• **Activity**: Please repeat the data exactly. Any picture in it stays out.
═════ Input data ═════
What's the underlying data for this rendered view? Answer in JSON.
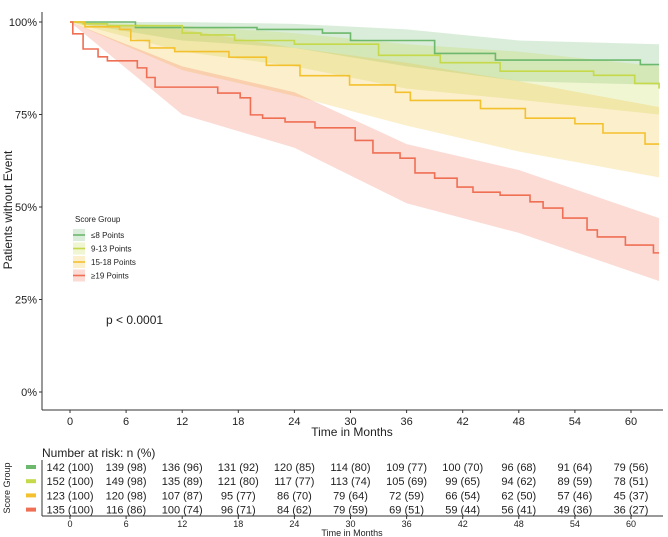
{
  "chart_data": {
    "type": "line",
    "subtype": "kaplan-meier",
    "xlabel": "Time in Months",
    "ylabel": "Patients without Event",
    "xlim": [
      -2,
      63
    ],
    "ylim": [
      0,
      100
    ],
    "x_ticks": [
      0,
      6,
      12,
      18,
      24,
      30,
      36,
      42,
      48,
      54,
      60
    ],
    "y_ticks": [
      0,
      25,
      50,
      75,
      100
    ],
    "y_tick_labels": [
      "0%",
      "25%",
      "50%",
      "75%",
      "100%"
    ],
    "legend": {
      "title": "Score Group",
      "placement": "center-left"
    },
    "annotation": "p < 0.0001",
    "series": [
      {
        "name": "≤8 Points",
        "color": "#6cb86c",
        "steps": [
          [
            0,
            100
          ],
          [
            7,
            98.5
          ],
          [
            20,
            98
          ],
          [
            27,
            97
          ],
          [
            30,
            95
          ],
          [
            39,
            91.5
          ],
          [
            45.5,
            89.7
          ],
          [
            61,
            88.5
          ],
          [
            63,
            88.5
          ]
        ],
        "ci": {
          "t": [
            0,
            12,
            24,
            36,
            48,
            63
          ],
          "lower": [
            100,
            95,
            93,
            88,
            84,
            83
          ],
          "upper": [
            100,
            100,
            99.5,
            98,
            95,
            94
          ]
        }
      },
      {
        "name": "9-13 Points",
        "color": "#c5d94a",
        "steps": [
          [
            0,
            100
          ],
          [
            1.4,
            99.5
          ],
          [
            4,
            99
          ],
          [
            12,
            97
          ],
          [
            14,
            96.5
          ],
          [
            17.6,
            95
          ],
          [
            24,
            94
          ],
          [
            33,
            91
          ],
          [
            39.6,
            89
          ],
          [
            46,
            86.7
          ],
          [
            56,
            85.6
          ],
          [
            60.4,
            83.4
          ],
          [
            63,
            82
          ]
        ],
        "ci": {
          "t": [
            0,
            12,
            24,
            36,
            48,
            63
          ],
          "lower": [
            100,
            92,
            88,
            82,
            79,
            75
          ],
          "upper": [
            100,
            99,
            97,
            94,
            92,
            88
          ]
        }
      },
      {
        "name": "15-18 Points",
        "color": "#f4c12e",
        "steps": [
          [
            0,
            100
          ],
          [
            1.6,
            98.7
          ],
          [
            5.3,
            98
          ],
          [
            6.5,
            95
          ],
          [
            8.5,
            93
          ],
          [
            11.2,
            92
          ],
          [
            17,
            90.5
          ],
          [
            21,
            88.3
          ],
          [
            24.6,
            85.5
          ],
          [
            29.9,
            83
          ],
          [
            34.8,
            81
          ],
          [
            36.4,
            78.8
          ],
          [
            43.9,
            76.6
          ],
          [
            48.7,
            74
          ],
          [
            54,
            72.5
          ],
          [
            57,
            70
          ],
          [
            61.5,
            67
          ],
          [
            63,
            67
          ]
        ],
        "ci": {
          "t": [
            0,
            12,
            24,
            36,
            48,
            63
          ],
          "lower": [
            100,
            87,
            80,
            72,
            65,
            58
          ],
          "upper": [
            100,
            98,
            93,
            89,
            84,
            77
          ]
        }
      },
      {
        "name": "≥19 Points",
        "color": "#ef6f55",
        "steps": [
          [
            0,
            100
          ],
          [
            0.3,
            96.8
          ],
          [
            1.4,
            92.7
          ],
          [
            3,
            90.6
          ],
          [
            4,
            89.5
          ],
          [
            7.2,
            87.6
          ],
          [
            8.2,
            85
          ],
          [
            9.1,
            82.4
          ],
          [
            15.8,
            80.8
          ],
          [
            18.2,
            79.5
          ],
          [
            19.3,
            74.9
          ],
          [
            20.6,
            74
          ],
          [
            23,
            73
          ],
          [
            26.2,
            71.4
          ],
          [
            30.5,
            68
          ],
          [
            32.4,
            64.6
          ],
          [
            35.3,
            63.2
          ],
          [
            36.9,
            59.2
          ],
          [
            39,
            57.8
          ],
          [
            41.4,
            55.4
          ],
          [
            43.1,
            54
          ],
          [
            46,
            53.2
          ],
          [
            49.2,
            51.4
          ],
          [
            50.6,
            49.7
          ],
          [
            52.7,
            47
          ],
          [
            55.3,
            43.8
          ],
          [
            56.4,
            41.9
          ],
          [
            59.4,
            39.7
          ],
          [
            62.4,
            37.6
          ],
          [
            63,
            37.6
          ]
        ],
        "ci": {
          "t": [
            0,
            12,
            24,
            36,
            48,
            63
          ],
          "lower": [
            100,
            75,
            66,
            51,
            43,
            30
          ],
          "upper": [
            100,
            88,
            81,
            67,
            60,
            47
          ]
        }
      }
    ]
  },
  "risk_table": {
    "title": "Number at risk: n (%)",
    "ylabel": "Score Group",
    "xlabel": "Time in Months",
    "rows": [
      [
        "142 (100)",
        "139 (98)",
        "136 (96)",
        "131 (92)",
        "120 (85)",
        "114 (80)",
        "109 (77)",
        "100 (70)",
        "96 (68)",
        "91 (64)",
        "79 (56)"
      ],
      [
        "152 (100)",
        "149 (98)",
        "135 (89)",
        "121 (80)",
        "117 (77)",
        "113 (74)",
        "105 (69)",
        "99 (65)",
        "94 (62)",
        "89 (59)",
        "78 (51)"
      ],
      [
        "123 (100)",
        "120 (98)",
        "107 (87)",
        "95 (77)",
        "86 (70)",
        "79 (64)",
        "72 (59)",
        "66 (54)",
        "62 (50)",
        "57 (46)",
        "45 (37)"
      ],
      [
        "135 (100)",
        "116 (86)",
        "100 (74)",
        "96 (71)",
        "84 (62)",
        "79 (59)",
        "69 (51)",
        "59 (44)",
        "56 (41)",
        "49 (36)",
        "36 (27)"
      ]
    ]
  }
}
═════
• **Answer space**:
What's the underlying data for this rendered view? Answer in JSON.
{
  "chart_data": {
    "type": "line",
    "subtype": "kaplan-meier",
    "xlabel": "Time in Months",
    "ylabel": "Patients without Event",
    "xlim": [
      -2,
      63
    ],
    "ylim": [
      0,
      100
    ],
    "x_ticks": [
      0,
      6,
      12,
      18,
      24,
      30,
      36,
      42,
      48,
      54,
      60
    ],
    "y_ticks": [
      0,
      25,
      50,
      75,
      100
    ],
    "y_tick_labels": [
      "0%",
      "25%",
      "50%",
      "75%",
      "100%"
    ],
    "legend": {
      "title": "Score Group",
      "placement": "center-left"
    },
    "annotation": "p < 0.0001",
    "series": [
      {
        "name": "≤8 Points",
        "color": "#6cb86c",
        "steps": [
          [
            0,
            100
          ],
          [
            7,
            98.5
          ],
          [
            20,
            98
          ],
          [
            27,
            97
          ],
          [
            30,
            95
          ],
          [
            39,
            91.5
          ],
          [
            45.5,
            89.7
          ],
          [
            61,
            88.5
          ],
          [
            63,
            88.5
          ]
        ],
        "ci": {
          "t": [
            0,
            12,
            24,
            36,
            48,
            63
          ],
          "lower": [
            100,
            95,
            93,
            88,
            84,
            83
          ],
          "upper": [
            100,
            100,
            99.5,
            98,
            95,
            94
          ]
        }
      },
      {
        "name": "9-13 Points",
        "color": "#c5d94a",
        "steps": [
          [
            0,
            100
          ],
          [
            1.4,
            99.5
          ],
          [
            4,
            99
          ],
          [
            12,
            97
          ],
          [
            14,
            96.5
          ],
          [
            17.6,
            95
          ],
          [
            24,
            94
          ],
          [
            33,
            91
          ],
          [
            39.6,
            89
          ],
          [
            46,
            86.7
          ],
          [
            56,
            85.6
          ],
          [
            60.4,
            83.4
          ],
          [
            63,
            82
          ]
        ],
        "ci": {
          "t": [
            0,
            12,
            24,
            36,
            48,
            63
          ],
          "lower": [
            100,
            92,
            88,
            82,
            79,
            75
          ],
          "upper": [
            100,
            99,
            97,
            94,
            92,
            88
          ]
        }
      },
      {
        "name": "15-18 Points",
        "color": "#f4c12e",
        "steps": [
          [
            0,
            100
          ],
          [
            1.6,
            98.7
          ],
          [
            5.3,
            98
          ],
          [
            6.5,
            95
          ],
          [
            8.5,
            93
          ],
          [
            11.2,
            92
          ],
          [
            17,
            90.5
          ],
          [
            21,
            88.3
          ],
          [
            24.6,
            85.5
          ],
          [
            29.9,
            83
          ],
          [
            34.8,
            81
          ],
          [
            36.4,
            78.8
          ],
          [
            43.9,
            76.6
          ],
          [
            48.7,
            74
          ],
          [
            54,
            72.5
          ],
          [
            57,
            70
          ],
          [
            61.5,
            67
          ],
          [
            63,
            67
          ]
        ],
        "ci": {
          "t": [
            0,
            12,
            24,
            36,
            48,
            63
          ],
          "lower": [
            100,
            87,
            80,
            72,
            65,
            58
          ],
          "upper": [
            100,
            98,
            93,
            89,
            84,
            77
          ]
        }
      },
      {
        "name": "≥19 Points",
        "color": "#ef6f55",
        "steps": [
          [
            0,
            100
          ],
          [
            0.3,
            96.8
          ],
          [
            1.4,
            92.7
          ],
          [
            3,
            90.6
          ],
          [
            4,
            89.5
          ],
          [
            7.2,
            87.6
          ],
          [
            8.2,
            85
          ],
          [
            9.1,
            82.4
          ],
          [
            15.8,
            80.8
          ],
          [
            18.2,
            79.5
          ],
          [
            19.3,
            74.9
          ],
          [
            20.6,
            74
          ],
          [
            23,
            73
          ],
          [
            26.2,
            71.4
          ],
          [
            30.5,
            68
          ],
          [
            32.4,
            64.6
          ],
          [
            35.3,
            63.2
          ],
          [
            36.9,
            59.2
          ],
          [
            39,
            57.8
          ],
          [
            41.4,
            55.4
          ],
          [
            43.1,
            54
          ],
          [
            46,
            53.2
          ],
          [
            49.2,
            51.4
          ],
          [
            50.6,
            49.7
          ],
          [
            52.7,
            47
          ],
          [
            55.3,
            43.8
          ],
          [
            56.4,
            41.9
          ],
          [
            59.4,
            39.7
          ],
          [
            62.4,
            37.6
          ],
          [
            63,
            37.6
          ]
        ],
        "ci": {
          "t": [
            0,
            12,
            24,
            36,
            48,
            63
          ],
          "lower": [
            100,
            75,
            66,
            51,
            43,
            30
          ],
          "upper": [
            100,
            88,
            81,
            67,
            60,
            47
          ]
        }
      }
    ]
  },
  "risk_table": {
    "title": "Number at risk: n (%)",
    "ylabel": "Score Group",
    "xlabel": "Time in Months",
    "rows": [
      [
        "142 (100)",
        "139 (98)",
        "136 (96)",
        "131 (92)",
        "120 (85)",
        "114 (80)",
        "109 (77)",
        "100 (70)",
        "96 (68)",
        "91 (64)",
        "79 (56)"
      ],
      [
        "152 (100)",
        "149 (98)",
        "135 (89)",
        "121 (80)",
        "117 (77)",
        "113 (74)",
        "105 (69)",
        "99 (65)",
        "94 (62)",
        "89 (59)",
        "78 (51)"
      ],
      [
        "123 (100)",
        "120 (98)",
        "107 (87)",
        "95 (77)",
        "86 (70)",
        "79 (64)",
        "72 (59)",
        "66 (54)",
        "62 (50)",
        "57 (46)",
        "45 (37)"
      ],
      [
        "135 (100)",
        "116 (86)",
        "100 (74)",
        "96 (71)",
        "84 (62)",
        "79 (59)",
        "69 (51)",
        "59 (44)",
        "56 (41)",
        "49 (36)",
        "36 (27)"
      ]
    ]
  }
}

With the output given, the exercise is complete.